- BRIEF: Quote the records in full and leave their pictures out.

[Structured figure records]
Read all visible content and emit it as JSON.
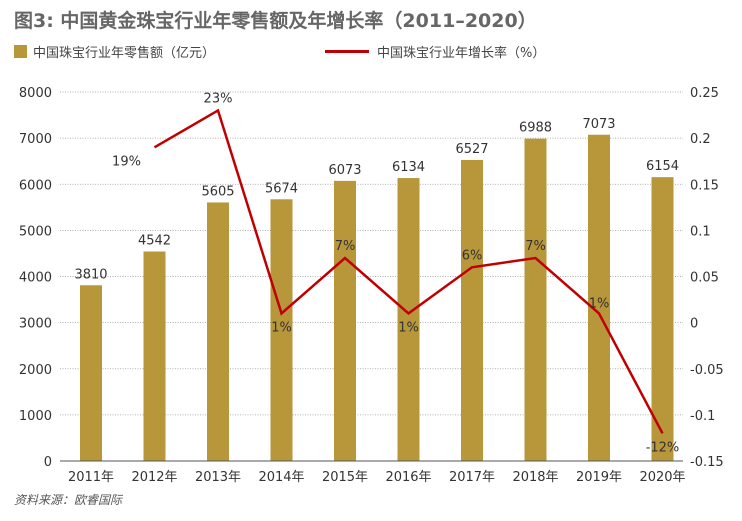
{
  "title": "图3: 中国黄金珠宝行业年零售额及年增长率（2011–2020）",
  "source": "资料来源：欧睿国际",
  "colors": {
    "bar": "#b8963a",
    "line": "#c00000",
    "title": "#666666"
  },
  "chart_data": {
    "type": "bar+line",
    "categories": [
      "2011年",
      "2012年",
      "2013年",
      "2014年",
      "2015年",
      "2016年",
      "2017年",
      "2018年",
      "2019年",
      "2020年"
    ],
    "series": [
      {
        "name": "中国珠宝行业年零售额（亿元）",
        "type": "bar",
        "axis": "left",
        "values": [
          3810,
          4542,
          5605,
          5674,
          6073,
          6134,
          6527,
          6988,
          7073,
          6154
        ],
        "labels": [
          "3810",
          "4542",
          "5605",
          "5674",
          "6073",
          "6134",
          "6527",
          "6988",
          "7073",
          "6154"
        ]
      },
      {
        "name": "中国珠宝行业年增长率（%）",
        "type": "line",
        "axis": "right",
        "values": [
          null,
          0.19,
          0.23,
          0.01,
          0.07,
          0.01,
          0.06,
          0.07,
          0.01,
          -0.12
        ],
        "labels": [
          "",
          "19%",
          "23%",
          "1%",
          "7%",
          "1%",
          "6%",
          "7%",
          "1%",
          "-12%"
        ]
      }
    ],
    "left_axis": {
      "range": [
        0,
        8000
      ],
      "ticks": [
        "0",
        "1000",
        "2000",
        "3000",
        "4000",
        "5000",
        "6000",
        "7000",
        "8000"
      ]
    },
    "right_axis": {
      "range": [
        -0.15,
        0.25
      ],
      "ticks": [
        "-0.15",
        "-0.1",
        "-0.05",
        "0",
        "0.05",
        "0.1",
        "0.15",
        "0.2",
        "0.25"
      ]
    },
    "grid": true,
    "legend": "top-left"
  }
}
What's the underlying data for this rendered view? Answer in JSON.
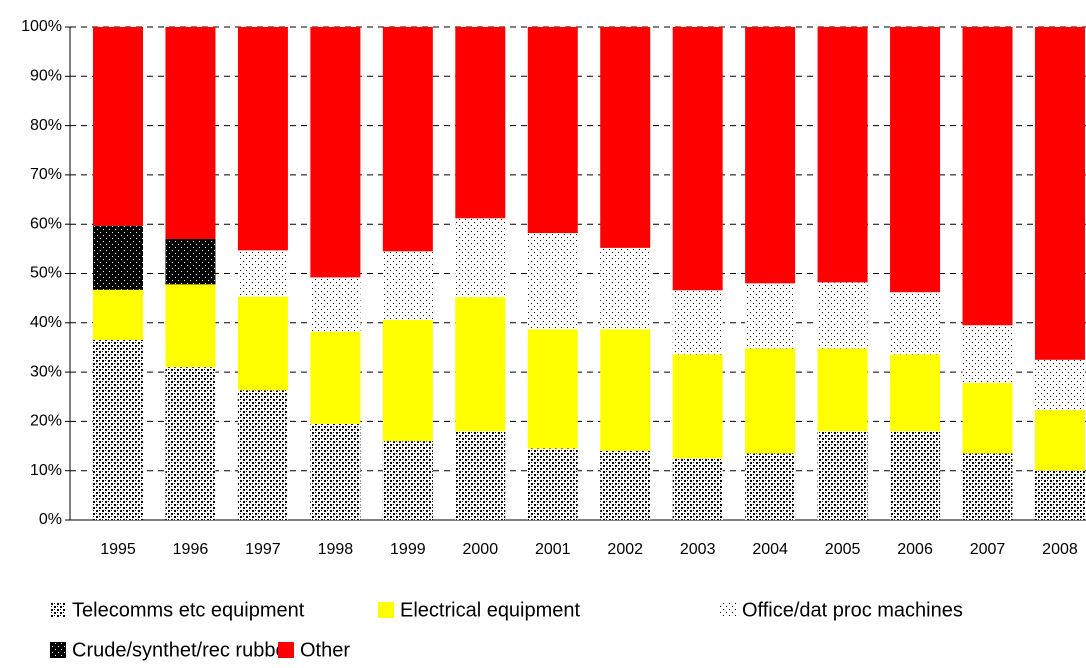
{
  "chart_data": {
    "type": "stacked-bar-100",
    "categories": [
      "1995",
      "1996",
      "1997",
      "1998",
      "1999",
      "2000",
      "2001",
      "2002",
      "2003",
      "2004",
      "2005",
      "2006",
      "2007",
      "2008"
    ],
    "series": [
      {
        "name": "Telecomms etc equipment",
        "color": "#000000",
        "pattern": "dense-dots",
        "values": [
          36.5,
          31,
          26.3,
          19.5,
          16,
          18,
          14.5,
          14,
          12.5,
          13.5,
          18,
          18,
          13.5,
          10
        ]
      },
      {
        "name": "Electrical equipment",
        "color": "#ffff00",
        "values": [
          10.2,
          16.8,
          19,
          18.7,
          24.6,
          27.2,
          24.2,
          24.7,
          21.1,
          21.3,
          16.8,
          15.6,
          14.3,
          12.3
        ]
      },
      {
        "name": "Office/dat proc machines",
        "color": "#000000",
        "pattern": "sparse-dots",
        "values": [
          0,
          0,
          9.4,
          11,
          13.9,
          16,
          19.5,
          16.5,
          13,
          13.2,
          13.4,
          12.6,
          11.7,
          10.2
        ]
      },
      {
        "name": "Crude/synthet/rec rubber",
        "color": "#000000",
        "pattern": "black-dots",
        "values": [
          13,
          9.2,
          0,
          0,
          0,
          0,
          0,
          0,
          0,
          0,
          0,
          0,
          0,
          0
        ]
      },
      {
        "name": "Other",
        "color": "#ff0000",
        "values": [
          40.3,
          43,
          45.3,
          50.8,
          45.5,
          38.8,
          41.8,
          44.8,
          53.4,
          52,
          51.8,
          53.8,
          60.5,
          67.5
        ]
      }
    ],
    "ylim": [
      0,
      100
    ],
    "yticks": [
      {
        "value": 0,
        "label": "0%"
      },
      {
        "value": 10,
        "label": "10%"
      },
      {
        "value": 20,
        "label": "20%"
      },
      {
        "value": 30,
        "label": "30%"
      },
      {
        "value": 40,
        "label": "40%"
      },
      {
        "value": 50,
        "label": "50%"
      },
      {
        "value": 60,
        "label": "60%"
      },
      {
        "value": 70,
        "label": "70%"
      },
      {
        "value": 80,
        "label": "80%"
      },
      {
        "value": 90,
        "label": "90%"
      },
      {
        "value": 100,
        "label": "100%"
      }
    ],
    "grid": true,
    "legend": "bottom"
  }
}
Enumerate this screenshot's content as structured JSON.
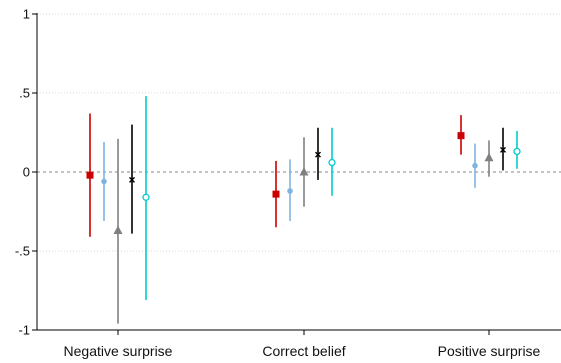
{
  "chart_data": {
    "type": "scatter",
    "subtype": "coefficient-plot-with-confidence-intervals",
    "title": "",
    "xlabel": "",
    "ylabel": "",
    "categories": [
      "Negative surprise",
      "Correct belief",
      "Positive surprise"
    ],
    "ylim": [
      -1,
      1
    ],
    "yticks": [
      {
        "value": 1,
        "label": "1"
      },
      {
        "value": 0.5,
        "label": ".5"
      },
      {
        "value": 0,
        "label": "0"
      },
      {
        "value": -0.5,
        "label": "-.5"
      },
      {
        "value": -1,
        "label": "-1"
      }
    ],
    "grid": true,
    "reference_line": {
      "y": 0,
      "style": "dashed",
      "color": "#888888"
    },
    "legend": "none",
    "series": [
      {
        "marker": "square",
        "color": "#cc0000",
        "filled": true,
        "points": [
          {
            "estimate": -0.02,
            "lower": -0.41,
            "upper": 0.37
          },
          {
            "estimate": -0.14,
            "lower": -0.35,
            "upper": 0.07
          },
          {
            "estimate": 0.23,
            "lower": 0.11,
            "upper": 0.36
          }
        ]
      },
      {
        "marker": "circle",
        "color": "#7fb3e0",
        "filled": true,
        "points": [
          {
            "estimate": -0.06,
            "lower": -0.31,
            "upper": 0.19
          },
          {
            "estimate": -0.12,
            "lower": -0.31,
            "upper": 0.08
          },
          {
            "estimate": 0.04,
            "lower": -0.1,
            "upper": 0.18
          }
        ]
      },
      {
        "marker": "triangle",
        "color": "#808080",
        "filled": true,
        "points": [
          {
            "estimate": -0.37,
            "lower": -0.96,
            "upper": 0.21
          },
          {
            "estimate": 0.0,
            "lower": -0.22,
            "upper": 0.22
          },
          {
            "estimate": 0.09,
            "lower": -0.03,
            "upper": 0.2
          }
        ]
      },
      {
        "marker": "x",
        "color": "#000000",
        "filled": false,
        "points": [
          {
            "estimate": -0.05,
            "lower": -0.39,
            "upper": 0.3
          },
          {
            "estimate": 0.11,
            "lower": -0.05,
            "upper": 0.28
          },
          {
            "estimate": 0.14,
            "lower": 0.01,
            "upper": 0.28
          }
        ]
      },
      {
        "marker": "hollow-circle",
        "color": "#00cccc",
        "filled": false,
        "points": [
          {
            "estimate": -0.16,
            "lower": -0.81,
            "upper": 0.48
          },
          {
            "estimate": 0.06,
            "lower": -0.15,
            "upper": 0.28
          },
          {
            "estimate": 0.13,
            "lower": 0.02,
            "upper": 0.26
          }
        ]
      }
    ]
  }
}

- REPLY TO THE TASK:
Read all visible content and emit it as JSON.
{
  "title": "图3: 中国黄金珠宝行业年零售额及年增长率（2011–2020）",
  "source": "资料来源：欧睿国际",
  "colors": {
    "bar": "#b8963a",
    "line": "#c00000",
    "title": "#666666"
  },
  "chart_data": {
    "type": "bar+line",
    "categories": [
      "2011年",
      "2012年",
      "2013年",
      "2014年",
      "2015年",
      "2016年",
      "2017年",
      "2018年",
      "2019年",
      "2020年"
    ],
    "series": [
      {
        "name": "中国珠宝行业年零售额（亿元）",
        "type": "bar",
        "axis": "left",
        "values": [
          3810,
          4542,
          5605,
          5674,
          6073,
          6134,
          6527,
          6988,
          7073,
          6154
        ],
        "labels": [
          "3810",
          "4542",
          "5605",
          "5674",
          "6073",
          "6134",
          "6527",
          "6988",
          "7073",
          "6154"
        ]
      },
      {
        "name": "中国珠宝行业年增长率（%）",
        "type": "line",
        "axis": "right",
        "values": [
          null,
          0.19,
          0.23,
          0.01,
          0.07,
          0.01,
          0.06,
          0.07,
          0.01,
          -0.12
        ],
        "labels": [
          "",
          "19%",
          "23%",
          "1%",
          "7%",
          "1%",
          "6%",
          "7%",
          "1%",
          "-12%"
        ]
      }
    ],
    "left_axis": {
      "range": [
        0,
        8000
      ],
      "ticks": [
        "0",
        "1000",
        "2000",
        "3000",
        "4000",
        "5000",
        "6000",
        "7000",
        "8000"
      ]
    },
    "right_axis": {
      "range": [
        -0.15,
        0.25
      ],
      "ticks": [
        "-0.15",
        "-0.1",
        "-0.05",
        "0",
        "0.05",
        "0.1",
        "0.15",
        "0.2",
        "0.25"
      ]
    },
    "grid": true,
    "legend": "top-left"
  }
}
What's the underlying data for this rendered view? Answer in JSON.
{
  "chart_data": {
    "type": "stacked-bar-100",
    "categories": [
      "1995",
      "1996",
      "1997",
      "1998",
      "1999",
      "2000",
      "2001",
      "2002",
      "2003",
      "2004",
      "2005",
      "2006",
      "2007",
      "2008"
    ],
    "series": [
      {
        "name": "Telecomms etc equipment",
        "color": "#000000",
        "pattern": "dense-dots",
        "values": [
          36.5,
          31,
          26.3,
          19.5,
          16,
          18,
          14.5,
          14,
          12.5,
          13.5,
          18,
          18,
          13.5,
          10
        ]
      },
      {
        "name": "Electrical equipment",
        "color": "#ffff00",
        "values": [
          10.2,
          16.8,
          19,
          18.7,
          24.6,
          27.2,
          24.2,
          24.7,
          21.1,
          21.3,
          16.8,
          15.6,
          14.3,
          12.3
        ]
      },
      {
        "name": "Office/dat proc machines",
        "color": "#000000",
        "pattern": "sparse-dots",
        "values": [
          0,
          0,
          9.4,
          11,
          13.9,
          16,
          19.5,
          16.5,
          13,
          13.2,
          13.4,
          12.6,
          11.7,
          10.2
        ]
      },
      {
        "name": "Crude/synthet/rec rubber",
        "color": "#000000",
        "pattern": "black-dots",
        "values": [
          13,
          9.2,
          0,
          0,
          0,
          0,
          0,
          0,
          0,
          0,
          0,
          0,
          0,
          0
        ]
      },
      {
        "name": "Other",
        "color": "#ff0000",
        "values": [
          40.3,
          43,
          45.3,
          50.8,
          45.5,
          38.8,
          41.8,
          44.8,
          53.4,
          52,
          51.8,
          53.8,
          60.5,
          67.5
        ]
      }
    ],
    "ylim": [
      0,
      100
    ],
    "yticks": [
      {
        "value": 0,
        "label": "0%"
      },
      {
        "value": 10,
        "label": "10%"
      },
      {
        "value": 20,
        "label": "20%"
      },
      {
        "value": 30,
        "label": "30%"
      },
      {
        "value": 40,
        "label": "40%"
      },
      {
        "value": 50,
        "label": "50%"
      },
      {
        "value": 60,
        "label": "60%"
      },
      {
        "value": 70,
        "label": "70%"
      },
      {
        "value": 80,
        "label": "80%"
      },
      {
        "value": 90,
        "label": "90%"
      },
      {
        "value": 100,
        "label": "100%"
      }
    ],
    "grid": true,
    "legend": "bottom"
  }
}
Enumerate this screenshot's content as structured JSON.
{
  "chart_data": {
    "type": "scatter",
    "subtype": "coefficient-plot-with-confidence-intervals",
    "title": "",
    "xlabel": "",
    "ylabel": "",
    "categories": [
      "Negative surprise",
      "Correct belief",
      "Positive surprise"
    ],
    "ylim": [
      -1,
      1
    ],
    "yticks": [
      {
        "value": 1,
        "label": "1"
      },
      {
        "value": 0.5,
        "label": ".5"
      },
      {
        "value": 0,
        "label": "0"
      },
      {
        "value": -0.5,
        "label": "-.5"
      },
      {
        "value": -1,
        "label": "-1"
      }
    ],
    "grid": true,
    "reference_line": {
      "y": 0,
      "style": "dashed",
      "color": "#888888"
    },
    "legend": "none",
    "series": [
      {
        "marker": "square",
        "color": "#cc0000",
        "filled": true,
        "points": [
          {
            "estimate": -0.02,
            "lower": -0.41,
            "upper": 0.37
          },
          {
            "estimate": -0.14,
            "lower": -0.35,
            "upper": 0.07
          },
          {
            "estimate": 0.23,
            "lower": 0.11,
            "upper": 0.36
          }
        ]
      },
      {
        "marker": "circle",
        "color": "#7fb3e0",
        "filled": true,
        "points": [
          {
            "estimate": -0.06,
            "lower": -0.31,
            "upper": 0.19
          },
          {
            "estimate": -0.12,
            "lower": -0.31,
            "upper": 0.08
          },
          {
            "estimate": 0.04,
            "lower": -0.1,
            "upper": 0.18
          }
        ]
      },
      {
        "marker": "triangle",
        "color": "#808080",
        "filled": true,
        "points": [
          {
            "estimate": -0.37,
            "lower": -0.96,
            "upper": 0.21
          },
          {
            "estimate": 0.0,
            "lower": -0.22,
            "upper": 0.22
          },
          {
            "estimate": 0.09,
            "lower": -0.03,
            "upper": 0.2
          }
        ]
      },
      {
        "marker": "x",
        "color": "#000000",
        "filled": false,
        "points": [
          {
            "estimate": -0.05,
            "lower": -0.39,
            "upper": 0.3
          },
          {
            "estimate": 0.11,
            "lower": -0.05,
            "upper": 0.28
          },
          {
            "estimate": 0.14,
            "lower": 0.01,
            "upper": 0.28
          }
        ]
      },
      {
        "marker": "hollow-circle",
        "color": "#00cccc",
        "filled": false,
        "points": [
          {
            "estimate": -0.16,
            "lower": -0.81,
            "upper": 0.48
          },
          {
            "estimate": 0.06,
            "lower": -0.15,
            "upper": 0.28
          },
          {
            "estimate": 0.13,
            "lower": 0.02,
            "upper": 0.26
          }
        ]
      }
    ]
  }
}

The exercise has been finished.